** Begin Record excerpts **
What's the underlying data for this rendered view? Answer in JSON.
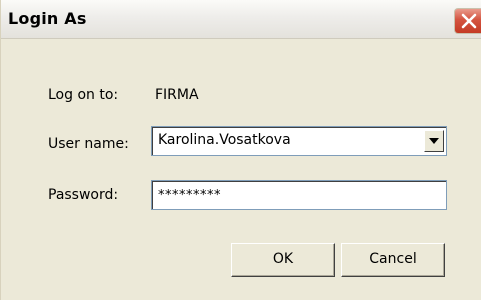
{
  "window": {
    "title": "Login As"
  },
  "form": {
    "log_on_to_label": "Log on to:",
    "log_on_to_value": "FIRMA",
    "user_name_label": "User name:",
    "user_name_value": "Karolina.Vosatkova",
    "password_label": "Password:",
    "password_value": "*********"
  },
  "buttons": {
    "ok_label": "OK",
    "cancel_label": "Cancel"
  },
  "icons": {
    "close": "close-icon",
    "dropdown": "chevron-down-icon"
  },
  "colors": {
    "dialog_background": "#ece9d8",
    "close_button": "#d4533f",
    "field_border": "#7f9db9"
  }
}
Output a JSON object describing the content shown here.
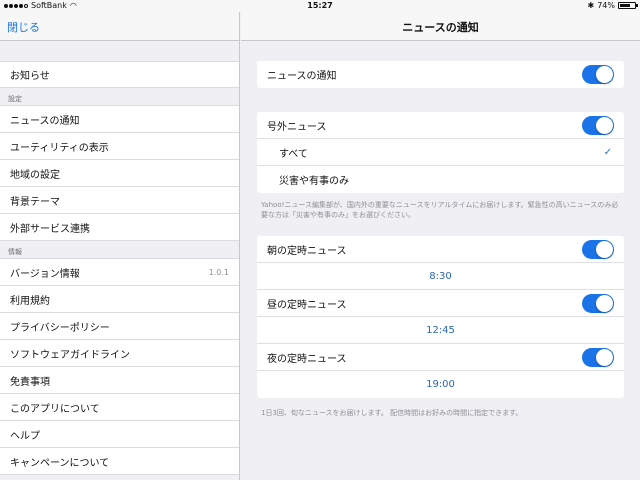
{
  "status_bar": {
    "carrier": "SoftBank",
    "time": "15:27",
    "battery": "74%",
    "battery_level": 0.74
  },
  "left": {
    "close_label": "閉じる",
    "top_items": [
      {
        "label": "お知らせ"
      }
    ],
    "settings_header": "設定",
    "settings_items": [
      {
        "label": "ニュースの通知"
      },
      {
        "label": "ユーティリティの表示"
      },
      {
        "label": "地域の設定"
      },
      {
        "label": "背景テーマ"
      },
      {
        "label": "外部サービス連携"
      }
    ],
    "info_header": "情報",
    "info_items": [
      {
        "label": "バージョン情報",
        "value": "1.0.1"
      },
      {
        "label": "利用規約"
      },
      {
        "label": "プライバシーポリシー"
      },
      {
        "label": "ソフトウェアガイドライン"
      },
      {
        "label": "免責事項"
      },
      {
        "label": "このアプリについて"
      },
      {
        "label": "ヘルプ"
      },
      {
        "label": "キャンペーンについて"
      }
    ]
  },
  "right": {
    "title": "ニュースの通知",
    "news_notification": {
      "label": "ニュースの通知",
      "on": true
    },
    "extra": {
      "label": "号外ニュース",
      "on": true,
      "options": [
        "すべて",
        "災害や有事のみ"
      ],
      "selected": "すべて"
    },
    "extra_note": "Yahoo!ニュース編集部が、国内外の重要なニュースをリアルタイムにお届けします。緊急性の高いニュースのみ必要な方は「災害や有事のみ」をお選びください。",
    "scheduled": [
      {
        "label": "朝の定時ニュース",
        "on": true,
        "time": "8:30"
      },
      {
        "label": "昼の定時ニュース",
        "on": true,
        "time": "12:45"
      },
      {
        "label": "夜の定時ニュース",
        "on": true,
        "time": "19:00"
      }
    ],
    "scheduled_note": "1日3回、旬なニュースをお届けします。 配信時間はお好みの時間に指定できます。"
  }
}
** End Record excerpts **
-- Requirement --
What is needed is an exact reproduction of the data, pictures excluded.

-- Task answer --
What's the underlying data for this rendered view? Answer in JSON.
{
  "window": {
    "title": "Login As"
  },
  "form": {
    "log_on_to_label": "Log on to:",
    "log_on_to_value": "FIRMA",
    "user_name_label": "User name:",
    "user_name_value": "Karolina.Vosatkova",
    "password_label": "Password:",
    "password_value": "*********"
  },
  "buttons": {
    "ok_label": "OK",
    "cancel_label": "Cancel"
  },
  "icons": {
    "close": "close-icon",
    "dropdown": "chevron-down-icon"
  },
  "colors": {
    "dialog_background": "#ece9d8",
    "close_button": "#d4533f",
    "field_border": "#7f9db9"
  }
}
Output a JSON object describing the content shown here.
{
  "status_bar": {
    "carrier": "SoftBank",
    "time": "15:27",
    "battery": "74%",
    "battery_level": 0.74
  },
  "left": {
    "close_label": "閉じる",
    "top_items": [
      {
        "label": "お知らせ"
      }
    ],
    "settings_header": "設定",
    "settings_items": [
      {
        "label": "ニュースの通知"
      },
      {
        "label": "ユーティリティの表示"
      },
      {
        "label": "地域の設定"
      },
      {
        "label": "背景テーマ"
      },
      {
        "label": "外部サービス連携"
      }
    ],
    "info_header": "情報",
    "info_items": [
      {
        "label": "バージョン情報",
        "value": "1.0.1"
      },
      {
        "label": "利用規約"
      },
      {
        "label": "プライバシーポリシー"
      },
      {
        "label": "ソフトウェアガイドライン"
      },
      {
        "label": "免責事項"
      },
      {
        "label": "このアプリについて"
      },
      {
        "label": "ヘルプ"
      },
      {
        "label": "キャンペーンについて"
      }
    ]
  },
  "right": {
    "title": "ニュースの通知",
    "news_notification": {
      "label": "ニュースの通知",
      "on": true
    },
    "extra": {
      "label": "号外ニュース",
      "on": true,
      "options": [
        "すべて",
        "災害や有事のみ"
      ],
      "selected": "すべて"
    },
    "extra_note": "Yahoo!ニュース編集部が、国内外の重要なニュースをリアルタイムにお届けします。緊急性の高いニュースのみ必要な方は「災害や有事のみ」をお選びください。",
    "scheduled": [
      {
        "label": "朝の定時ニュース",
        "on": true,
        "time": "8:30"
      },
      {
        "label": "昼の定時ニュース",
        "on": true,
        "time": "12:45"
      },
      {
        "label": "夜の定時ニュース",
        "on": true,
        "time": "19:00"
      }
    ],
    "scheduled_note": "1日3回、旬なニュースをお届けします。 配信時間はお好みの時間に指定できます。"
  }
}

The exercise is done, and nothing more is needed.